> [DATA SUPPLIED]
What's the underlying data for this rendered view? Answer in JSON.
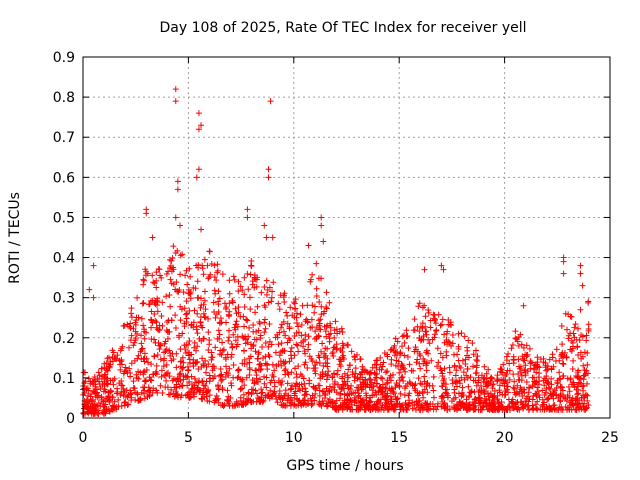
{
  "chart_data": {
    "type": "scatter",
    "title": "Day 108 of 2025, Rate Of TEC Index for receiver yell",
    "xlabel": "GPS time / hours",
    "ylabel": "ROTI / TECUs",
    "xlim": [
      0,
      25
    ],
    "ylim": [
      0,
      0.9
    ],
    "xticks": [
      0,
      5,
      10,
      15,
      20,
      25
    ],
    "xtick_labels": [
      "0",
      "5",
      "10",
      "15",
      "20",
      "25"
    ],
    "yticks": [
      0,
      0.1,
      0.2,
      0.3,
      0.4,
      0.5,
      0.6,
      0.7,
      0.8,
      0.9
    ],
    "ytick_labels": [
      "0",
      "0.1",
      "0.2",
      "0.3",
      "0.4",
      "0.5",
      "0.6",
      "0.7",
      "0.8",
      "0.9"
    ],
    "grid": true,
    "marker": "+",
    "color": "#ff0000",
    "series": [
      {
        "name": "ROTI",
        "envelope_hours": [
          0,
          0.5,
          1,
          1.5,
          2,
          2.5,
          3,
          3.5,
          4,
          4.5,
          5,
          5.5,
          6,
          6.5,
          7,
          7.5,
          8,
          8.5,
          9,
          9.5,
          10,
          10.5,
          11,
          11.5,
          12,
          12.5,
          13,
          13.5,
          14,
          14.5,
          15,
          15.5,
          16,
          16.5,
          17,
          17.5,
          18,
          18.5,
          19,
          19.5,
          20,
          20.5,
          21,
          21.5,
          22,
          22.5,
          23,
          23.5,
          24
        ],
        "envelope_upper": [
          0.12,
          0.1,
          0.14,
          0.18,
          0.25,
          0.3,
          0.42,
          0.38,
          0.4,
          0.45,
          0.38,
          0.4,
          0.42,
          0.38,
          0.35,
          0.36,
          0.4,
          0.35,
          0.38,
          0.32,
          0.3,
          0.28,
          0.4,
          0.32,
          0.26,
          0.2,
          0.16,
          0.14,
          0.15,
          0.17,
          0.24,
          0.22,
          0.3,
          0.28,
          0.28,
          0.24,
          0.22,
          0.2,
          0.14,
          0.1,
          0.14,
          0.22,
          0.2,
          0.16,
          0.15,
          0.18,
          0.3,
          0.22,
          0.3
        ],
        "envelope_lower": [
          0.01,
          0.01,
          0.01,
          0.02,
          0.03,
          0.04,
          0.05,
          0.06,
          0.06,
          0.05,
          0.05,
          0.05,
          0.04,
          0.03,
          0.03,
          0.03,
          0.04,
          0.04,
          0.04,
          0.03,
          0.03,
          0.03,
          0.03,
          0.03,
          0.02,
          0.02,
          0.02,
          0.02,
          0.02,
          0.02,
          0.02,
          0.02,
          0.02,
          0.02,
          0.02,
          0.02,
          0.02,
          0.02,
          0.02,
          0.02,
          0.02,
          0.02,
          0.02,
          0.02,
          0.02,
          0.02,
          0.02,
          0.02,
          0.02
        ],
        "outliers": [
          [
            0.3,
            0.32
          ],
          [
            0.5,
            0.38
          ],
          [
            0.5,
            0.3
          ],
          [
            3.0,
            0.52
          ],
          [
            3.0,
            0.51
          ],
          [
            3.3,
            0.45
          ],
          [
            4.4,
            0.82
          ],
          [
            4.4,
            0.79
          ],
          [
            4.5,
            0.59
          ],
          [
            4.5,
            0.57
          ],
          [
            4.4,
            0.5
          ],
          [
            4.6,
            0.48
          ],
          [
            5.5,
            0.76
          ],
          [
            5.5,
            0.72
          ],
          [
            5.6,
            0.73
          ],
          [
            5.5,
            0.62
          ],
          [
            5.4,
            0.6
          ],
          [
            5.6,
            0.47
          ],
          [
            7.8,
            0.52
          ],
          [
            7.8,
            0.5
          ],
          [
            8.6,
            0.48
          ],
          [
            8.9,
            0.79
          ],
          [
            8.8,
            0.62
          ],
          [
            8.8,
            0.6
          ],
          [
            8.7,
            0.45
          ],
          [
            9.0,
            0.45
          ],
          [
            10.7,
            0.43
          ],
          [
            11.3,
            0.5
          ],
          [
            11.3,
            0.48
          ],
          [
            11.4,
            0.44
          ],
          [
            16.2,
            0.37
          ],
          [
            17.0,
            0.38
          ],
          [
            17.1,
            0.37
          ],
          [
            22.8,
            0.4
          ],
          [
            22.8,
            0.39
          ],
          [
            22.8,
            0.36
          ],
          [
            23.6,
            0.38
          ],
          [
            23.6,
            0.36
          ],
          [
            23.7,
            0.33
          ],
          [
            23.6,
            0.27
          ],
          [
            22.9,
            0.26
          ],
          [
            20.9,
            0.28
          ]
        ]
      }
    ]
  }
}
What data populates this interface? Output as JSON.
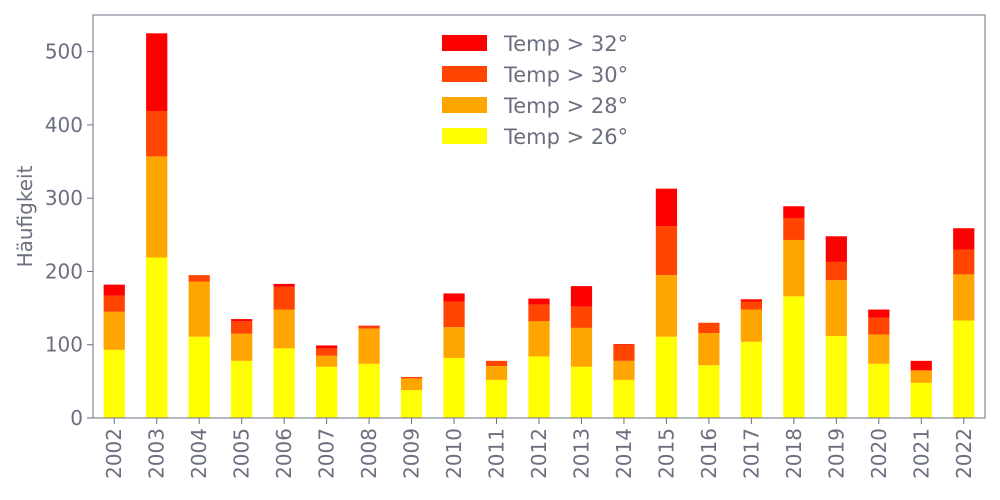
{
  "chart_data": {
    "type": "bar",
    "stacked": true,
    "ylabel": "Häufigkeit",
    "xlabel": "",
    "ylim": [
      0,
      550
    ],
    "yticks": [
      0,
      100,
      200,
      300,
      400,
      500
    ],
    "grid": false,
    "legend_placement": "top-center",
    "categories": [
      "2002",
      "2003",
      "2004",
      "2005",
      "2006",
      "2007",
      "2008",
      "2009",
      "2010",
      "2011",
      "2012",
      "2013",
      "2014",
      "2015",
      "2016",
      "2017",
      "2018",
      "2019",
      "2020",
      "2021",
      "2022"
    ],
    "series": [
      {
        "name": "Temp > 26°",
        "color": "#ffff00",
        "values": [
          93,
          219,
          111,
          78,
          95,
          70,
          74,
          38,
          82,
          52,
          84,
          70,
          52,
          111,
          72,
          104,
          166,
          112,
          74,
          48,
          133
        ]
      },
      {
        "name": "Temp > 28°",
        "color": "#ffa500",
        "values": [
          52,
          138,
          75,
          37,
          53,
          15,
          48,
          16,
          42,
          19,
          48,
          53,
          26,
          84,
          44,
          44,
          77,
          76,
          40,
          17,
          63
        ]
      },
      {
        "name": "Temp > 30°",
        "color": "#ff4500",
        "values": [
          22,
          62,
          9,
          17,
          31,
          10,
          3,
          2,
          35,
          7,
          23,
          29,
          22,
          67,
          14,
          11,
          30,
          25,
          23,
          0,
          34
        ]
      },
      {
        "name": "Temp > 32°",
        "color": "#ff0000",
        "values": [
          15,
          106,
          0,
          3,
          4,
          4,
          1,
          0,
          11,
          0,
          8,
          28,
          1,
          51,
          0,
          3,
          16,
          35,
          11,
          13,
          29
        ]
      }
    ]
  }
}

> [EXERCISE OBJECTIVE] Without the pictures, repeat all the records word for word.

> [FINAL RESULT]
What's the underlying data for this rendered view? Answer in JSON.
{
  "chart_data": {
    "type": "scatter",
    "title": "Day 108 of 2025, Rate Of TEC Index for receiver yell",
    "xlabel": "GPS time / hours",
    "ylabel": "ROTI / TECUs",
    "xlim": [
      0,
      25
    ],
    "ylim": [
      0,
      0.9
    ],
    "xticks": [
      0,
      5,
      10,
      15,
      20,
      25
    ],
    "xtick_labels": [
      "0",
      "5",
      "10",
      "15",
      "20",
      "25"
    ],
    "yticks": [
      0,
      0.1,
      0.2,
      0.3,
      0.4,
      0.5,
      0.6,
      0.7,
      0.8,
      0.9
    ],
    "ytick_labels": [
      "0",
      "0.1",
      "0.2",
      "0.3",
      "0.4",
      "0.5",
      "0.6",
      "0.7",
      "0.8",
      "0.9"
    ],
    "grid": true,
    "marker": "+",
    "color": "#ff0000",
    "series": [
      {
        "name": "ROTI",
        "envelope_hours": [
          0,
          0.5,
          1,
          1.5,
          2,
          2.5,
          3,
          3.5,
          4,
          4.5,
          5,
          5.5,
          6,
          6.5,
          7,
          7.5,
          8,
          8.5,
          9,
          9.5,
          10,
          10.5,
          11,
          11.5,
          12,
          12.5,
          13,
          13.5,
          14,
          14.5,
          15,
          15.5,
          16,
          16.5,
          17,
          17.5,
          18,
          18.5,
          19,
          19.5,
          20,
          20.5,
          21,
          21.5,
          22,
          22.5,
          23,
          23.5,
          24
        ],
        "envelope_upper": [
          0.12,
          0.1,
          0.14,
          0.18,
          0.25,
          0.3,
          0.42,
          0.38,
          0.4,
          0.45,
          0.38,
          0.4,
          0.42,
          0.38,
          0.35,
          0.36,
          0.4,
          0.35,
          0.38,
          0.32,
          0.3,
          0.28,
          0.4,
          0.32,
          0.26,
          0.2,
          0.16,
          0.14,
          0.15,
          0.17,
          0.24,
          0.22,
          0.3,
          0.28,
          0.28,
          0.24,
          0.22,
          0.2,
          0.14,
          0.1,
          0.14,
          0.22,
          0.2,
          0.16,
          0.15,
          0.18,
          0.3,
          0.22,
          0.3
        ],
        "envelope_lower": [
          0.01,
          0.01,
          0.01,
          0.02,
          0.03,
          0.04,
          0.05,
          0.06,
          0.06,
          0.05,
          0.05,
          0.05,
          0.04,
          0.03,
          0.03,
          0.03,
          0.04,
          0.04,
          0.04,
          0.03,
          0.03,
          0.03,
          0.03,
          0.03,
          0.02,
          0.02,
          0.02,
          0.02,
          0.02,
          0.02,
          0.02,
          0.02,
          0.02,
          0.02,
          0.02,
          0.02,
          0.02,
          0.02,
          0.02,
          0.02,
          0.02,
          0.02,
          0.02,
          0.02,
          0.02,
          0.02,
          0.02,
          0.02,
          0.02
        ],
        "outliers": [
          [
            0.3,
            0.32
          ],
          [
            0.5,
            0.38
          ],
          [
            0.5,
            0.3
          ],
          [
            3.0,
            0.52
          ],
          [
            3.0,
            0.51
          ],
          [
            3.3,
            0.45
          ],
          [
            4.4,
            0.82
          ],
          [
            4.4,
            0.79
          ],
          [
            4.5,
            0.59
          ],
          [
            4.5,
            0.57
          ],
          [
            4.4,
            0.5
          ],
          [
            4.6,
            0.48
          ],
          [
            5.5,
            0.76
          ],
          [
            5.5,
            0.72
          ],
          [
            5.6,
            0.73
          ],
          [
            5.5,
            0.62
          ],
          [
            5.4,
            0.6
          ],
          [
            5.6,
            0.47
          ],
          [
            7.8,
            0.52
          ],
          [
            7.8,
            0.5
          ],
          [
            8.6,
            0.48
          ],
          [
            8.9,
            0.79
          ],
          [
            8.8,
            0.62
          ],
          [
            8.8,
            0.6
          ],
          [
            8.7,
            0.45
          ],
          [
            9.0,
            0.45
          ],
          [
            10.7,
            0.43
          ],
          [
            11.3,
            0.5
          ],
          [
            11.3,
            0.48
          ],
          [
            11.4,
            0.44
          ],
          [
            16.2,
            0.37
          ],
          [
            17.0,
            0.38
          ],
          [
            17.1,
            0.37
          ],
          [
            22.8,
            0.4
          ],
          [
            22.8,
            0.39
          ],
          [
            22.8,
            0.36
          ],
          [
            23.6,
            0.38
          ],
          [
            23.6,
            0.36
          ],
          [
            23.7,
            0.33
          ],
          [
            23.6,
            0.27
          ],
          [
            22.9,
            0.26
          ],
          [
            20.9,
            0.28
          ]
        ]
      }
    ]
  }
}
What data populates this interface? Output as JSON.
{
  "chart_data": {
    "type": "bar",
    "stacked": true,
    "ylabel": "Häufigkeit",
    "xlabel": "",
    "ylim": [
      0,
      550
    ],
    "yticks": [
      0,
      100,
      200,
      300,
      400,
      500
    ],
    "grid": false,
    "legend_placement": "top-center",
    "categories": [
      "2002",
      "2003",
      "2004",
      "2005",
      "2006",
      "2007",
      "2008",
      "2009",
      "2010",
      "2011",
      "2012",
      "2013",
      "2014",
      "2015",
      "2016",
      "2017",
      "2018",
      "2019",
      "2020",
      "2021",
      "2022"
    ],
    "series": [
      {
        "name": "Temp > 26°",
        "color": "#ffff00",
        "values": [
          93,
          219,
          111,
          78,
          95,
          70,
          74,
          38,
          82,
          52,
          84,
          70,
          52,
          111,
          72,
          104,
          166,
          112,
          74,
          48,
          133
        ]
      },
      {
        "name": "Temp > 28°",
        "color": "#ffa500",
        "values": [
          52,
          138,
          75,
          37,
          53,
          15,
          48,
          16,
          42,
          19,
          48,
          53,
          26,
          84,
          44,
          44,
          77,
          76,
          40,
          17,
          63
        ]
      },
      {
        "name": "Temp > 30°",
        "color": "#ff4500",
        "values": [
          22,
          62,
          9,
          17,
          31,
          10,
          3,
          2,
          35,
          7,
          23,
          29,
          22,
          67,
          14,
          11,
          30,
          25,
          23,
          0,
          34
        ]
      },
      {
        "name": "Temp > 32°",
        "color": "#ff0000",
        "values": [
          15,
          106,
          0,
          3,
          4,
          4,
          1,
          0,
          11,
          0,
          8,
          28,
          1,
          51,
          0,
          3,
          16,
          35,
          11,
          13,
          29
        ]
      }
    ]
  }
}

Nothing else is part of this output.